Dataset records
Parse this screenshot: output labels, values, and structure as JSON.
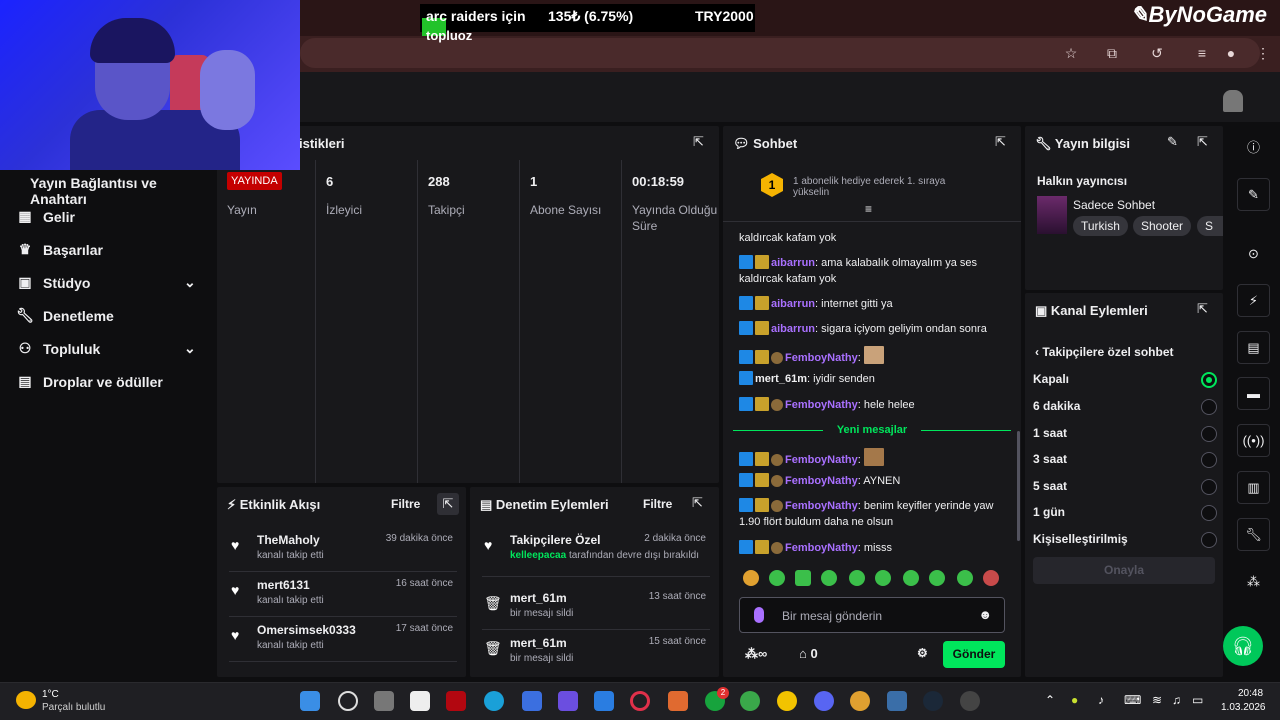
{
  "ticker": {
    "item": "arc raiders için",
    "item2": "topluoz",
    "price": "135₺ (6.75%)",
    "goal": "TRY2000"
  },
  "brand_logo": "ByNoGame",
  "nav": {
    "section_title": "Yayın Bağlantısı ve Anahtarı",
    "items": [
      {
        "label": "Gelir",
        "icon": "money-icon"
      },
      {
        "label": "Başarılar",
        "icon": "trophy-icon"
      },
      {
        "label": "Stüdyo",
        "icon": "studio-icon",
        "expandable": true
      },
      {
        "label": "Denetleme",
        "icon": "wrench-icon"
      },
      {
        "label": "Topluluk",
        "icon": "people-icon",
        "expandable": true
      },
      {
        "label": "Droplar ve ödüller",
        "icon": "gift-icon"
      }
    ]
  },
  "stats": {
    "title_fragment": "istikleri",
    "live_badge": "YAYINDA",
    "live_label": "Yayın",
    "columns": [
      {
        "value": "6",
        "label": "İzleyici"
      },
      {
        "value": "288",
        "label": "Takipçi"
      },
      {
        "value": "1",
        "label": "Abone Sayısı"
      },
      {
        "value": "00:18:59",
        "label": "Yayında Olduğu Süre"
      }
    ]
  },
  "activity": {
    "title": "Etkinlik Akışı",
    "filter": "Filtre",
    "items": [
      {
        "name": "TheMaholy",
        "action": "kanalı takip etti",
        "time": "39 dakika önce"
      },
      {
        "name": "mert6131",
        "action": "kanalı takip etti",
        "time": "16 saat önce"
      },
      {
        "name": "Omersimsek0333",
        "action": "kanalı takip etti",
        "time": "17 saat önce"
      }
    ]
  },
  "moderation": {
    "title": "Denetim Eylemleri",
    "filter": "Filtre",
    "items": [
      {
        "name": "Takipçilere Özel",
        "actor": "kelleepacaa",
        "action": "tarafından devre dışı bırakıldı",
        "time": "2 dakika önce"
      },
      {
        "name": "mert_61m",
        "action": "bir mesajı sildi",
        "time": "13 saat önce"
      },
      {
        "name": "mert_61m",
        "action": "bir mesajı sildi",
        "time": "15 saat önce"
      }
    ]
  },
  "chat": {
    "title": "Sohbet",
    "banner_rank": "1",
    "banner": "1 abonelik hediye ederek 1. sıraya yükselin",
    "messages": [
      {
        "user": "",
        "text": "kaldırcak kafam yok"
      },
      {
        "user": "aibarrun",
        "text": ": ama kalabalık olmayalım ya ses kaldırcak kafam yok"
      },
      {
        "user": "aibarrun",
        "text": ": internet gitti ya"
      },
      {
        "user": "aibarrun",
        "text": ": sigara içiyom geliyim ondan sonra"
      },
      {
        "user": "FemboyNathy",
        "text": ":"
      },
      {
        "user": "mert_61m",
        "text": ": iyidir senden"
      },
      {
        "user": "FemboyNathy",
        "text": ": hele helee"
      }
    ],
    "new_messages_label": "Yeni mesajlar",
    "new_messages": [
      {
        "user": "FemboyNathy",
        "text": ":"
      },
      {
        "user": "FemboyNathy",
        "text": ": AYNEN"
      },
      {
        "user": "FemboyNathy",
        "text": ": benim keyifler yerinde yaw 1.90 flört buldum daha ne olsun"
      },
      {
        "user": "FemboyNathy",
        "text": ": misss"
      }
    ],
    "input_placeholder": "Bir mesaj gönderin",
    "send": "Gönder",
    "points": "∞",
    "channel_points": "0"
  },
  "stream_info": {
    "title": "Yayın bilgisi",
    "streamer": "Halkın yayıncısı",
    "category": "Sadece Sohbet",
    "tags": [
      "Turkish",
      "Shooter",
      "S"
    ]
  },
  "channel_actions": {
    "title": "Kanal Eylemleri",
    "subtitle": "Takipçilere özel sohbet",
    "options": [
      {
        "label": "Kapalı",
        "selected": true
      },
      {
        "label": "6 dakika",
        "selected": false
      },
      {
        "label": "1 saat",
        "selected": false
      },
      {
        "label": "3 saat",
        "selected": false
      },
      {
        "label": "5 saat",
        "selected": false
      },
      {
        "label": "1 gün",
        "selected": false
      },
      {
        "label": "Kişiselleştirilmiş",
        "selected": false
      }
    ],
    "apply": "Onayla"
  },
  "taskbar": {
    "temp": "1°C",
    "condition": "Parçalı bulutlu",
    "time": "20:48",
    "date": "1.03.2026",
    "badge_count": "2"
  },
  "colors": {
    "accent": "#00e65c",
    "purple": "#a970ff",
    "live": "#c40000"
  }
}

---

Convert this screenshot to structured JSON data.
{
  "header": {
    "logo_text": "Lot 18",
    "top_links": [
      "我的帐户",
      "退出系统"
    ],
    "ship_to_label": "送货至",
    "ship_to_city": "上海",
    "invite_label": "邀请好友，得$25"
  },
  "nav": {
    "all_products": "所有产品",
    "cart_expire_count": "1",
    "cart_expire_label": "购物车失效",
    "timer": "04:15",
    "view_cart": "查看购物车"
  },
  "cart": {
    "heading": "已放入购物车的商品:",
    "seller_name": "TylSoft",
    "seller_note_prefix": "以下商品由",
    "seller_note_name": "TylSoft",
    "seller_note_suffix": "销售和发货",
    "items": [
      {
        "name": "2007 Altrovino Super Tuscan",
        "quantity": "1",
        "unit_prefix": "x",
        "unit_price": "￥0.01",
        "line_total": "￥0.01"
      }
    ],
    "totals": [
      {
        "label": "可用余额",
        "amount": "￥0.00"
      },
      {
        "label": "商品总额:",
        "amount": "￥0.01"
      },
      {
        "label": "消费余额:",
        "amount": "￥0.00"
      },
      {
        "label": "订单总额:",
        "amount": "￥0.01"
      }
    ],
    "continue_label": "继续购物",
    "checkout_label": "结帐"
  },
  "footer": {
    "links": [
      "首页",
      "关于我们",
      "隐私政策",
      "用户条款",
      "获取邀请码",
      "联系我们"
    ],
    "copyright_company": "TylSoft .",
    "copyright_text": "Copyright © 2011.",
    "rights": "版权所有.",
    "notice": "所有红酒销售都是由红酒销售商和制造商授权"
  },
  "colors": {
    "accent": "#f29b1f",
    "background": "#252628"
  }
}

• [Set problem]: Find every line in the records that contains the word "screenshot"; copy those lines.

• [Final answer]:
Parse this screenshot: output labels, values, and structure as JSON.
Convert this screenshot to structured JSON data.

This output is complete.